[Opening SUPPLIED MATERIAL section]
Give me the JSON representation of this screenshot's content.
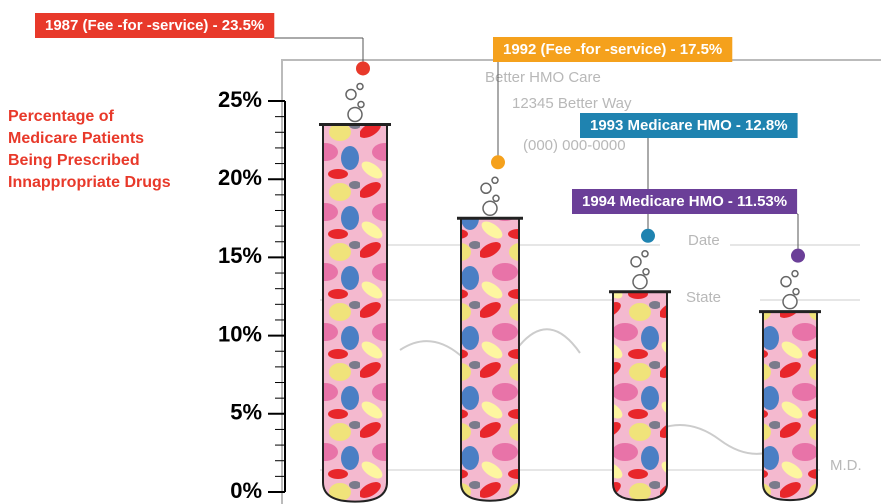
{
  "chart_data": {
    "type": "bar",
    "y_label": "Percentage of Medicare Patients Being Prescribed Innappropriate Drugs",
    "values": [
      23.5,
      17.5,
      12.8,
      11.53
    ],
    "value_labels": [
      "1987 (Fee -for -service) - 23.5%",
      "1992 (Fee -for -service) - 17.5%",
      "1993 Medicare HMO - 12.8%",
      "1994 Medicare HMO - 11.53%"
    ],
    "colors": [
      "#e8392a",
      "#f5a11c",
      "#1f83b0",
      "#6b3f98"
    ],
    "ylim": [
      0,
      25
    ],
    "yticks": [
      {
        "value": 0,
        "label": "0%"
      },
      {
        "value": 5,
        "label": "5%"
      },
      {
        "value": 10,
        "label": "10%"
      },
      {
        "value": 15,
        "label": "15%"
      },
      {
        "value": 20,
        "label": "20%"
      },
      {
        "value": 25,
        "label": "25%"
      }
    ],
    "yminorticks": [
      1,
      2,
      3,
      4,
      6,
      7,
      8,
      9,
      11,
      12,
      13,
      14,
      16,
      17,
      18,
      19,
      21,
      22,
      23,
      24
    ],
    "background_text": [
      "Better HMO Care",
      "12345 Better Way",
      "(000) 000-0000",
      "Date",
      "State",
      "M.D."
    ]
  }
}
[Closing SUPPLIED MATERIAL section]
**ACTIVITY**
For each line above that includes the word "Medicare", make a copy of that line.

**ANSWER SECTION**
    "y_label": "Percentage of Medicare Patients Being Prescribed Innappropriate Drugs",
      "1993 Medicare HMO - 12.8%",
      "1994 Medicare HMO - 11.53%"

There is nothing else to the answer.